Source records
--------------------------------
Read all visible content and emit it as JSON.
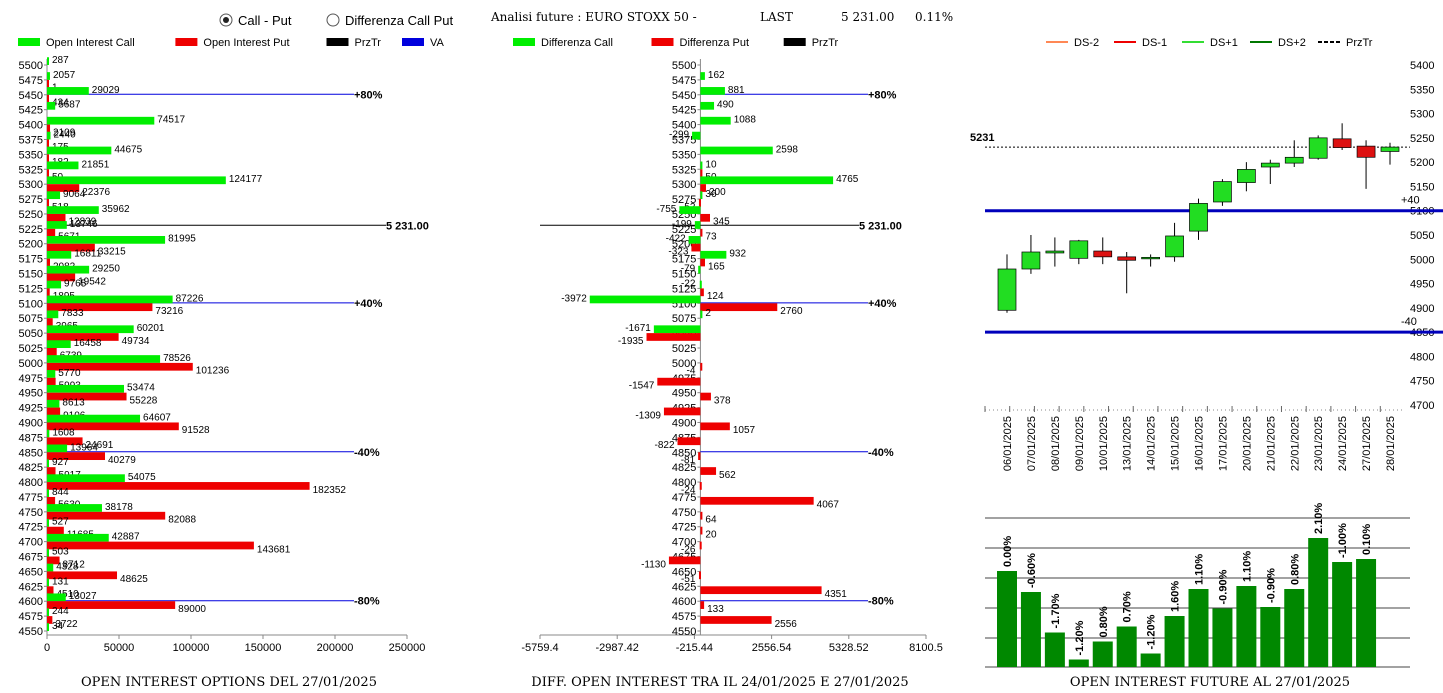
{
  "header": {
    "radio_call_put": "Call - Put",
    "radio_diff": "Differenza Call Put",
    "selected": "call_put",
    "title": "Analisi future : EURO STOXX 50 -",
    "last_label": "LAST",
    "last_value": "5 231.00",
    "last_change": "0.11%"
  },
  "colors": {
    "call": "#00ee00",
    "put": "#ee0000",
    "przTr": "#000000",
    "va": "#0000dd",
    "bull_candle": "#22dd22",
    "bear_candle": "#dd1111",
    "bar_green": "#008800"
  },
  "chart_data": [
    {
      "type": "bar",
      "orientation": "horizontal",
      "title": "OPEN INTEREST OPTIONS DEL 27/01/2025",
      "legend": [
        "Open Interest Call",
        "Open Interest Put",
        "PrzTr",
        "VA"
      ],
      "legend_placement": "top",
      "xlim": [
        0,
        250000
      ],
      "xticks": [
        "0",
        "50000",
        "100000",
        "150000",
        "200000",
        "250000"
      ],
      "strikes": [
        5500,
        5475,
        5450,
        5425,
        5400,
        5375,
        5350,
        5325,
        5300,
        5275,
        5250,
        5225,
        5200,
        5175,
        5150,
        5125,
        5100,
        5075,
        5050,
        5025,
        5000,
        4975,
        4950,
        4925,
        4900,
        4875,
        4850,
        4825,
        4800,
        4775,
        4750,
        4725,
        4700,
        4675,
        4650,
        4625,
        4600,
        4575,
        4550
      ],
      "call": [
        287,
        2057,
        29029,
        5687,
        74517,
        2440,
        44675,
        21851,
        124177,
        9064,
        35962,
        13746,
        81995,
        16811,
        29250,
        9765,
        87226,
        7833,
        60201,
        16458,
        78526,
        5770,
        53474,
        8613,
        64607,
        1608,
        13964,
        927,
        54075,
        844,
        38178,
        527,
        42887,
        503,
        4328,
        131,
        13027,
        244,
        34
      ],
      "put": [
        null,
        1,
        434,
        null,
        2109,
        175,
        182,
        50,
        22376,
        518,
        12839,
        5671,
        33215,
        2082,
        19542,
        1895,
        73216,
        3965,
        49734,
        6739,
        101236,
        5993,
        55228,
        9106,
        91528,
        24691,
        40279,
        5917,
        182352,
        5630,
        82088,
        11685,
        143681,
        8712,
        48625,
        4510,
        89000,
        3722,
        null
      ],
      "price_line": {
        "value": 5231,
        "label": "5 231.00"
      },
      "va_lines": [
        {
          "strike": 5450,
          "label": "+80%"
        },
        {
          "strike": 5100,
          "label": "+40%"
        },
        {
          "strike": 4850,
          "label": "-40%"
        },
        {
          "strike": 4600,
          "label": "-80%"
        }
      ]
    },
    {
      "type": "bar",
      "orientation": "horizontal",
      "title": "DIFF. OPEN INTEREST TRA IL 24/01/2025 E 27/01/2025",
      "legend": [
        "Differenza Call",
        "Differenza Put",
        "PrzTr"
      ],
      "legend_placement": "top",
      "xlim": [
        -5759.4,
        8100.5
      ],
      "xticks": [
        "-5759.4",
        "-2987.42",
        "-215.44",
        "2556.54",
        "5328.52",
        "8100.5"
      ],
      "strikes": [
        5500,
        5475,
        5450,
        5425,
        5400,
        5375,
        5350,
        5325,
        5300,
        5275,
        5250,
        5225,
        5200,
        5175,
        5150,
        5125,
        5100,
        5075,
        5050,
        5025,
        5000,
        4975,
        4950,
        4925,
        4900,
        4875,
        4850,
        4825,
        4800,
        4775,
        4750,
        4725,
        4700,
        4675,
        4650,
        4625,
        4600,
        4575,
        4550
      ],
      "call": [
        null,
        162,
        881,
        490,
        1088,
        -299,
        2598,
        10,
        4765,
        36,
        -755,
        -199,
        -422,
        932,
        -79,
        -22,
        -3972,
        2,
        -1671,
        null,
        null,
        null,
        null,
        null,
        null,
        null,
        null,
        null,
        null,
        null,
        null,
        null,
        null,
        null,
        null,
        null,
        null,
        null,
        null
      ],
      "put": [
        null,
        null,
        null,
        null,
        null,
        null,
        null,
        50,
        200,
        -52,
        345,
        73,
        -323,
        165,
        null,
        124,
        2760,
        null,
        -1935,
        null,
        -4,
        -1547,
        378,
        -1309,
        1057,
        -822,
        -81,
        562,
        -24,
        4067,
        64,
        20,
        -26,
        -1130,
        -51,
        4351,
        133,
        2556,
        null
      ],
      "price_line": {
        "value": 5231,
        "label": "5 231.00"
      },
      "va_lines": [
        {
          "strike": 5450,
          "label": "+80%"
        },
        {
          "strike": 5100,
          "label": "+40%"
        },
        {
          "strike": 4850,
          "label": "-40%"
        },
        {
          "strike": 4600,
          "label": "-80%"
        }
      ]
    },
    {
      "type": "candlestick",
      "title": "OPEN INTEREST FUTURE AL 27/01/2025",
      "legend": [
        "DS-2",
        "DS-1",
        "DS+1",
        "DS+2",
        "PrzTr"
      ],
      "legend_placement": "top",
      "ylim": [
        4700,
        5400
      ],
      "yticks": [
        "5400",
        "5350",
        "5300",
        "5250",
        "5200",
        "5150",
        "5100",
        "5050",
        "5000",
        "4950",
        "4900",
        "4850",
        "4800",
        "4750",
        "4700"
      ],
      "dates": [
        "06/01/2025",
        "07/01/2025",
        "08/01/2025",
        "09/01/2025",
        "10/01/2025",
        "13/01/2025",
        "14/01/2025",
        "15/01/2025",
        "16/01/2025",
        "17/01/2025",
        "20/01/2025",
        "21/01/2025",
        "22/01/2025",
        "23/01/2025",
        "24/01/2025",
        "27/01/2025",
        "28/01/2025"
      ],
      "candles": [
        {
          "o": 4895,
          "h": 5010,
          "l": 4890,
          "c": 4980
        },
        {
          "o": 4980,
          "h": 5050,
          "l": 4970,
          "c": 5015
        },
        {
          "o": 5013,
          "h": 5045,
          "l": 4985,
          "c": 5017
        },
        {
          "o": 5002,
          "h": 5040,
          "l": 4990,
          "c": 5038
        },
        {
          "o": 5017,
          "h": 5045,
          "l": 4990,
          "c": 5005
        },
        {
          "o": 5005,
          "h": 5015,
          "l": 4930,
          "c": 4998
        },
        {
          "o": 5002,
          "h": 5010,
          "l": 4985,
          "c": 5004
        },
        {
          "o": 5005,
          "h": 5075,
          "l": 4995,
          "c": 5048
        },
        {
          "o": 5058,
          "h": 5125,
          "l": 5040,
          "c": 5115
        },
        {
          "o": 5118,
          "h": 5165,
          "l": 5110,
          "c": 5160
        },
        {
          "o": 5158,
          "h": 5200,
          "l": 5140,
          "c": 5185
        },
        {
          "o": 5190,
          "h": 5205,
          "l": 5155,
          "c": 5198
        },
        {
          "o": 5198,
          "h": 5245,
          "l": 5190,
          "c": 5210
        },
        {
          "o": 5208,
          "h": 5255,
          "l": 5205,
          "c": 5250
        },
        {
          "o": 5248,
          "h": 5280,
          "l": 5225,
          "c": 5230
        },
        {
          "o": 5233,
          "h": 5245,
          "l": 5145,
          "c": 5210
        },
        {
          "o": 5222,
          "h": 5240,
          "l": 5195,
          "c": 5231
        }
      ],
      "price_line": {
        "value": 5231,
        "label": "5231"
      },
      "band_upper": {
        "value": 5100,
        "label": "+40"
      },
      "band_lower": {
        "value": 4850,
        "label": "-40"
      }
    },
    {
      "type": "bar",
      "title": "",
      "categories": [
        "06/01/2025",
        "07/01/2025",
        "08/01/2025",
        "09/01/2025",
        "10/01/2025",
        "13/01/2025",
        "14/01/2025",
        "15/01/2025",
        "16/01/2025",
        "17/01/2025",
        "20/01/2025",
        "21/01/2025",
        "22/01/2025",
        "23/01/2025",
        "24/01/2025",
        "27/01/2025",
        "28/01/2025"
      ],
      "values": [
        3.2,
        2.5,
        1.15,
        0.25,
        0.85,
        1.35,
        0.45,
        1.7,
        2.6,
        1.95,
        2.7,
        2.0,
        2.6,
        4.3,
        3.5,
        3.6,
        null
      ],
      "labels": [
        "0.00%",
        "-0.60%",
        "-1.70%",
        "-1.20%",
        "0.80%",
        "0.70%",
        "-1.20%",
        "1.60%",
        "1.10%",
        "-0.90%",
        "1.10%",
        "-0.90%",
        "0.80%",
        "2.10%",
        "-1.00%",
        "0.10%",
        ""
      ],
      "grid": true
    }
  ]
}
--------------------------------
**WHAT YOU SHOULD DO**
Your task is to gather every line with the word "title" and copy it.

**WORKED ANSWER**
    "title": "Analisi future : EURO STOXX 50 -",
      "title": "OPEN INTEREST OPTIONS DEL 27/01/2025",
      "title": "DIFF. OPEN INTEREST TRA IL 24/01/2025 E 27/01/2025",
      "title": "OPEN INTEREST FUTURE AL 27/01/2025",
      "title": "",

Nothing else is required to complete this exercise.